*RECORDS TO USE*
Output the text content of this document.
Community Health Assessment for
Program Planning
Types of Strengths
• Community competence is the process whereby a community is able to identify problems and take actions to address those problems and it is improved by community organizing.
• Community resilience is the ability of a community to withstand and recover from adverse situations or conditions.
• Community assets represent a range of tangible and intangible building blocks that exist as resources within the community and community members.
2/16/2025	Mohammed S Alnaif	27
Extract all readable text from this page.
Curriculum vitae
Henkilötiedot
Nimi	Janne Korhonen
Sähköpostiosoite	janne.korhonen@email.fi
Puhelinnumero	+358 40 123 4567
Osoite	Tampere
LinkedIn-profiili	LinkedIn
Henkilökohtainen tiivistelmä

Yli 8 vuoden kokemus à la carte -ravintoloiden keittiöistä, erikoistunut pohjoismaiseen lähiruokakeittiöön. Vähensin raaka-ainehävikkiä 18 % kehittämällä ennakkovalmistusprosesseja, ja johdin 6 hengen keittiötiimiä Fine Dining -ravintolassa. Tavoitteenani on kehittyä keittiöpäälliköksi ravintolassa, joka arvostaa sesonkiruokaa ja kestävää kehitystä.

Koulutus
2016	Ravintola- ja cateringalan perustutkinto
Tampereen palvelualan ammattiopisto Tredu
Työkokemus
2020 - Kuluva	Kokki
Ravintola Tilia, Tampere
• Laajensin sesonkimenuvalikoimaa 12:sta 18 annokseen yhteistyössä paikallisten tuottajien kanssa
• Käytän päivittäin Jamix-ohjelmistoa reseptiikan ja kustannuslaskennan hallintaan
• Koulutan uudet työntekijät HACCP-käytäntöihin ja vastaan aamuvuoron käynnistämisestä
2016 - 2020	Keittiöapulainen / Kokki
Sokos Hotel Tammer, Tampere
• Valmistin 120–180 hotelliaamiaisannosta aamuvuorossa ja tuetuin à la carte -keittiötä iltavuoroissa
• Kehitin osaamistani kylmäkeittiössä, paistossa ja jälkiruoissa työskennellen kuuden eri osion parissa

*WHAT THE TASK REQUIRES*
Print the whole listing again, exactly.

*OUTPUT FOR THIS TASK*
Output the text content of this document.
Community Health Assessment for
Program Planning
Types of Strengths
• Community competence is the process whereby a community is able to identify problems and take actions to address those problems and it is improved by community organizing.
• Community resilience is the ability of a community to withstand and recover from adverse situations or conditions.
• Community assets represent a range of tangible and intangible building blocks that exist as resources within the community and community members.
2/16/2025	Mohammed S Alnaif	27
Extract all readable text from this page.
Curriculum vitae
Henkilötiedot
Nimi	Janne Korhonen
Sähköpostiosoite	janne.korhonen@email.fi
Puhelinnumero	+358 40 123 4567
Osoite	Tampere
LinkedIn-profiili	LinkedIn
Henkilökohtainen tiivistelmä

Yli 8 vuoden kokemus à la carte -ravintoloiden keittiöistä, erikoistunut pohjoismaiseen lähiruokakeittiöön. Vähensin raaka-ainehävikkiä 18 % kehittämällä ennakkovalmistusprosesseja, ja johdin 6 hengen keittiötiimiä Fine Dining -ravintolassa. Tavoitteenani on kehittyä keittiöpäälliköksi ravintolassa, joka arvostaa sesonkiruokaa ja kestävää kehitystä.

Koulutus
2016	Ravintola- ja cateringalan perustutkinto
Tampereen palvelualan ammattiopisto Tredu
Työkokemus
2020 - Kuluva	Kokki
Ravintola Tilia, Tampere
• Laajensin sesonkimenuvalikoimaa 12:sta 18 annokseen yhteistyössä paikallisten tuottajien kanssa
• Käytän päivittäin Jamix-ohjelmistoa reseptiikan ja kustannuslaskennan hallintaan
• Koulutan uudet työntekijät HACCP-käytäntöihin ja vastaan aamuvuoron käynnistämisestä
2016 - 2020	Keittiöapulainen / Kokki
Sokos Hotel Tammer, Tampere
• Valmistin 120–180 hotelliaamiaisannosta aamuvuorossa ja tuetuin à la carte -keittiötä iltavuoroissa
• Kehitin osaamistani kylmäkeittiössä, paistossa ja jälkiruoissa työskennellen kuuden eri osion parissa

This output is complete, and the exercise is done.